• **Exercise objective**:
Where a line contains the word "JSON", copy that line in full.

#### Source data ####

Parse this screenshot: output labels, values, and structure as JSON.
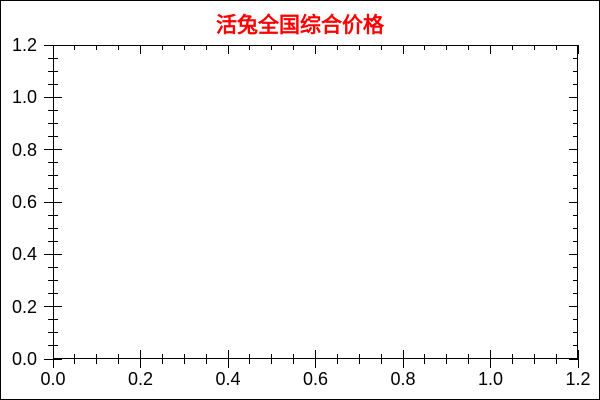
{
  "window": {
    "background": "#ffffff",
    "border_color": "#000000"
  },
  "chart_data": {
    "type": "line",
    "title": "活兔全国综合价格",
    "title_color": "#ff0000",
    "axis_color": "#000000",
    "tick_label_color": "#000000",
    "series": [],
    "grid": false,
    "legend": false,
    "x_axis": {
      "min": 0.0,
      "max": 1.2,
      "major_step": 0.2,
      "minor_step": 0.05,
      "tick_labels": [
        "0.0",
        "0.2",
        "0.4",
        "0.6",
        "0.8",
        "1.0",
        "1.2"
      ]
    },
    "y_axis": {
      "min": 0.0,
      "max": 1.2,
      "major_step": 0.2,
      "minor_step": 0.05,
      "tick_labels": [
        "0.0",
        "0.2",
        "0.4",
        "0.6",
        "0.8",
        "1.0",
        "1.2"
      ]
    }
  }
}
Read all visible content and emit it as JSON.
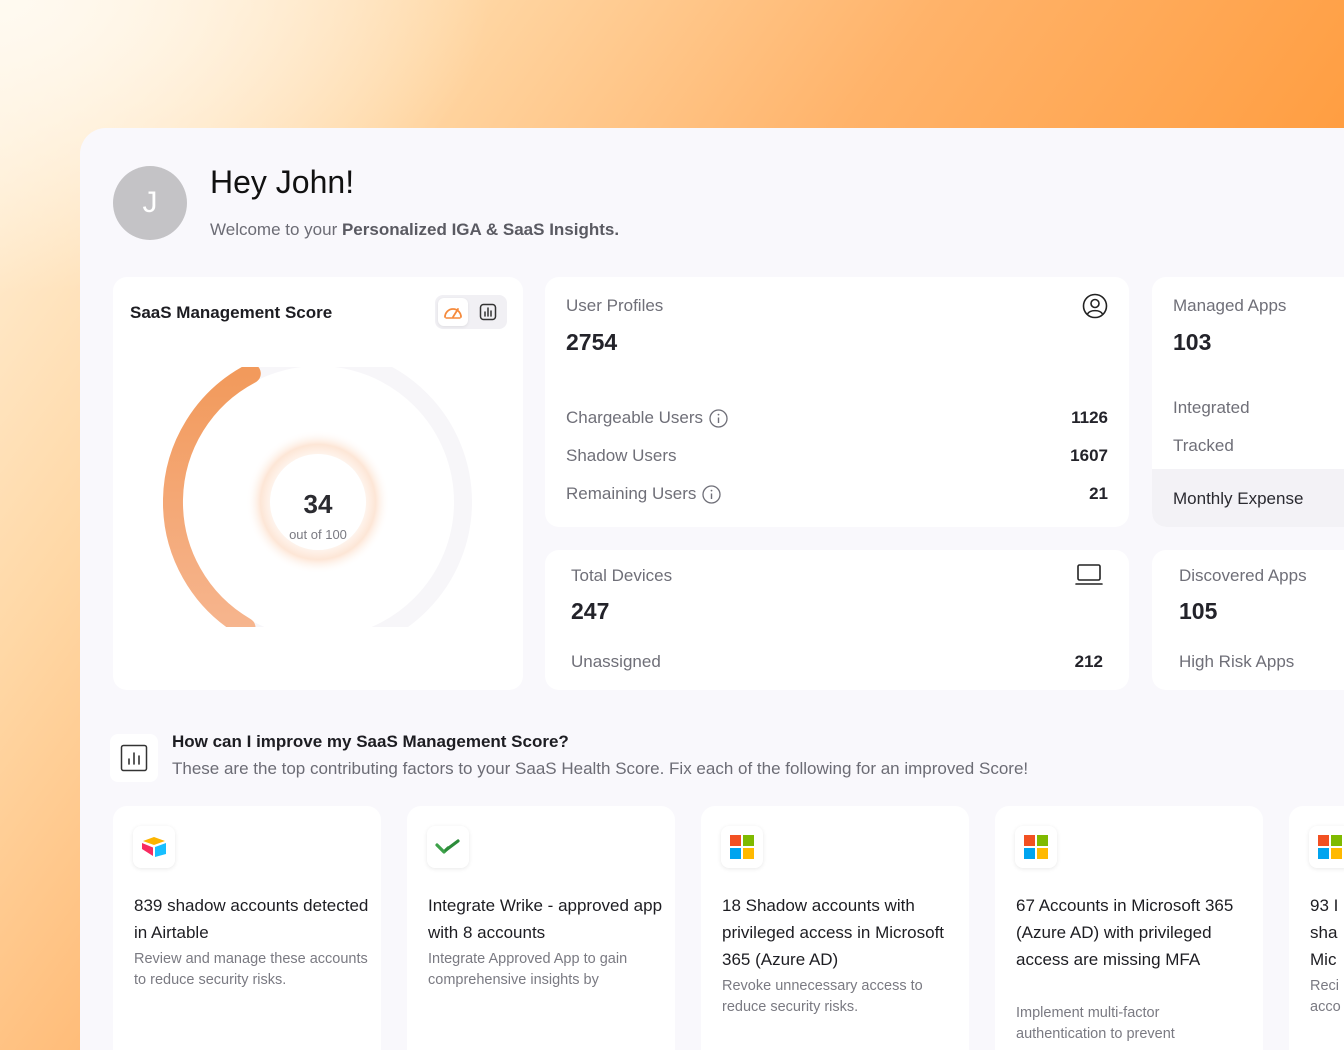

####

• **Written answer**:
Parse this screenshot: output labels, values, and structure as JSON.
Read all visible content and emit it as JSON.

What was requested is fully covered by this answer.